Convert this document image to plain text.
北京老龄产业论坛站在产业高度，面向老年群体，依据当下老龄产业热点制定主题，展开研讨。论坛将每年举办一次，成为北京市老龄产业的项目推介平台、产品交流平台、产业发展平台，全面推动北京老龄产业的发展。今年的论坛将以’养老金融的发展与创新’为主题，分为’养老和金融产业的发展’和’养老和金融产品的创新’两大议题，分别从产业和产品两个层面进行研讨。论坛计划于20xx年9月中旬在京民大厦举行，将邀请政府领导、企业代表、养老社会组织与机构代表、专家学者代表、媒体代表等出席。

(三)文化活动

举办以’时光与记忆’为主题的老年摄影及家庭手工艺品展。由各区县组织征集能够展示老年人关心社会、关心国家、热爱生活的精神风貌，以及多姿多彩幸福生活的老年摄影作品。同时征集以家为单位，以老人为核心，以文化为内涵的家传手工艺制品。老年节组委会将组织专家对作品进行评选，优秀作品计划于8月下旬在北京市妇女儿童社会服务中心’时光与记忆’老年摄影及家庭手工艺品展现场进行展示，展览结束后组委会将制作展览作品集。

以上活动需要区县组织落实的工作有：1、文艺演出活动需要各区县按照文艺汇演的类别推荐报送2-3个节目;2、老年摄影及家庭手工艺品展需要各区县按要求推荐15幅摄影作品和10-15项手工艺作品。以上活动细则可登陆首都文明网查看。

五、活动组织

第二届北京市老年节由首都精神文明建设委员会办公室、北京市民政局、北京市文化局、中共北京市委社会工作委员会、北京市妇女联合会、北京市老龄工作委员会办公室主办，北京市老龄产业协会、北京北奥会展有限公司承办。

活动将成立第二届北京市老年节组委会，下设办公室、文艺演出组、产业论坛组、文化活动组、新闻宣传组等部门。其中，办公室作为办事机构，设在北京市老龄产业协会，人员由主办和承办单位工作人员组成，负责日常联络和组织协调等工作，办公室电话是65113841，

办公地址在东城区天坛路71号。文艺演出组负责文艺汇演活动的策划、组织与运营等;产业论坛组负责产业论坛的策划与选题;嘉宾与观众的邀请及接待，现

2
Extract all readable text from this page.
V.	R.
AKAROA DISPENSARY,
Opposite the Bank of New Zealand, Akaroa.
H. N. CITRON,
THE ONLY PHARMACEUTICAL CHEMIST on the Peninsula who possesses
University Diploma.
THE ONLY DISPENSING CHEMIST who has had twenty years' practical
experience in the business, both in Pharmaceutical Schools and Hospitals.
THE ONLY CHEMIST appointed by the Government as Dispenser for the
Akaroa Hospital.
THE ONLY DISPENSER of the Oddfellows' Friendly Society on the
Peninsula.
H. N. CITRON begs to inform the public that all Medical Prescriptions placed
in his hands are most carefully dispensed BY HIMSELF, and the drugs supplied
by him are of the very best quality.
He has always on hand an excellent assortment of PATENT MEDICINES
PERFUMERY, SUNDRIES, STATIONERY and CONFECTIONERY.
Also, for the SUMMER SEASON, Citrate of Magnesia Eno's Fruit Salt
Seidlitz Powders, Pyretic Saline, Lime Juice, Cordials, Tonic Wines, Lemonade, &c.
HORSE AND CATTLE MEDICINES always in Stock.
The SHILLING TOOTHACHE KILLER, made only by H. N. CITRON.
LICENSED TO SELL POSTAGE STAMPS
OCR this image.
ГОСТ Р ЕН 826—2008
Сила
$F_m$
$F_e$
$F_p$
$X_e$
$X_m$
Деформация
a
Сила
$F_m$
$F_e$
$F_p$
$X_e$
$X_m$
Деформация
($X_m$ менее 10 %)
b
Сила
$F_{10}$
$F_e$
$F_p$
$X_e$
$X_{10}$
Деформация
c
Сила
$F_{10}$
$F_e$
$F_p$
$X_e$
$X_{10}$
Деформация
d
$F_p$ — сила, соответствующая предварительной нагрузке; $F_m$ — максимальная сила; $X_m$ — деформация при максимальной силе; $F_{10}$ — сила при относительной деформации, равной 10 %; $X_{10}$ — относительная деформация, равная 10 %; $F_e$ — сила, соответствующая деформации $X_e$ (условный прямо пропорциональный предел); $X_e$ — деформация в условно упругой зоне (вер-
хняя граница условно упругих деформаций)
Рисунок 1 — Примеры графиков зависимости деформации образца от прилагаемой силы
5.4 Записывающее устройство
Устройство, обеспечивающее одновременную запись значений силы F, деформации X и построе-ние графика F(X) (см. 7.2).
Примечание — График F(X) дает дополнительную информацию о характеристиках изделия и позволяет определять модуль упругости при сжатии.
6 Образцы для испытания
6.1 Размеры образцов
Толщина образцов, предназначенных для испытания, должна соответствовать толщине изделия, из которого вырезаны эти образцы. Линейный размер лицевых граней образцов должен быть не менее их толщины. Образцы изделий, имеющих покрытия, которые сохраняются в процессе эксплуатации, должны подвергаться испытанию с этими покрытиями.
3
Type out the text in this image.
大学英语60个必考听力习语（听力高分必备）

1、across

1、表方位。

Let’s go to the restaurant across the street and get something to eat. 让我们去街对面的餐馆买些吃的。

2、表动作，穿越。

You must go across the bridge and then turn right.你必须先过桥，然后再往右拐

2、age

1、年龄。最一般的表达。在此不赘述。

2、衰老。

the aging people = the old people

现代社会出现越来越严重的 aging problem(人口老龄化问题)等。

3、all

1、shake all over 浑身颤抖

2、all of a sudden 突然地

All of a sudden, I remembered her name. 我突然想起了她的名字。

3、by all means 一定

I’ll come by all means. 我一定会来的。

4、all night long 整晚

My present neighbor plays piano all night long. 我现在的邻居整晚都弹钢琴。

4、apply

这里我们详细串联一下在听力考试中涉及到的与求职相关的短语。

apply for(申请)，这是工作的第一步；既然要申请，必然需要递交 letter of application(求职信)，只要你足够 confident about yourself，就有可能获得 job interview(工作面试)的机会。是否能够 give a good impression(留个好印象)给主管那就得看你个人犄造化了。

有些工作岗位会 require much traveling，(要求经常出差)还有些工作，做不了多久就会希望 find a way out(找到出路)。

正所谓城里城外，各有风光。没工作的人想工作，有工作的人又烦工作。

..........

**REQUIRED WORK**
Transcribe exactly the line containing "Type out the text in this image." and all remaining lines of the material, ending with the last one.

**TASK RESPONSE**
Type out the text in this image.
大学英语60个必考听力习语（听力高分必备）

1、across

1、表方位。

Let’s go to the restaurant across the street and get something to eat. 让我们去街对面的餐馆买些吃的。

2、表动作，穿越。

You must go across the bridge and then turn right.你必须先过桥，然后再往右拐

2、age

1、年龄。最一般的表达。在此不赘述。

2、衰老。

the aging people = the old people

现代社会出现越来越严重的 aging problem(人口老龄化问题)等。

3、all

1、shake all over 浑身颤抖

2、all of a sudden 突然地

All of a sudden, I remembered her name. 我突然想起了她的名字。

3、by all means 一定

I’ll come by all means. 我一定会来的。

4、all night long 整晚

My present neighbor plays piano all night long. 我现在的邻居整晚都弹钢琴。

4、apply

这里我们详细串联一下在听力考试中涉及到的与求职相关的短语。

apply for(申请)，这是工作的第一步；既然要申请，必然需要递交 letter of application(求职信)，只要你足够 confident about yourself，就有可能获得 job interview(工作面试)的机会。是否能够 give a good impression(留个好印象)给主管那就得看你个人犄造化了。

有些工作岗位会 require much traveling，(要求经常出差)还有些工作，做不了多久就会希望 find a way out(找到出路)。

正所谓城里城外，各有风光。没工作的人想工作，有工作的人又烦工作。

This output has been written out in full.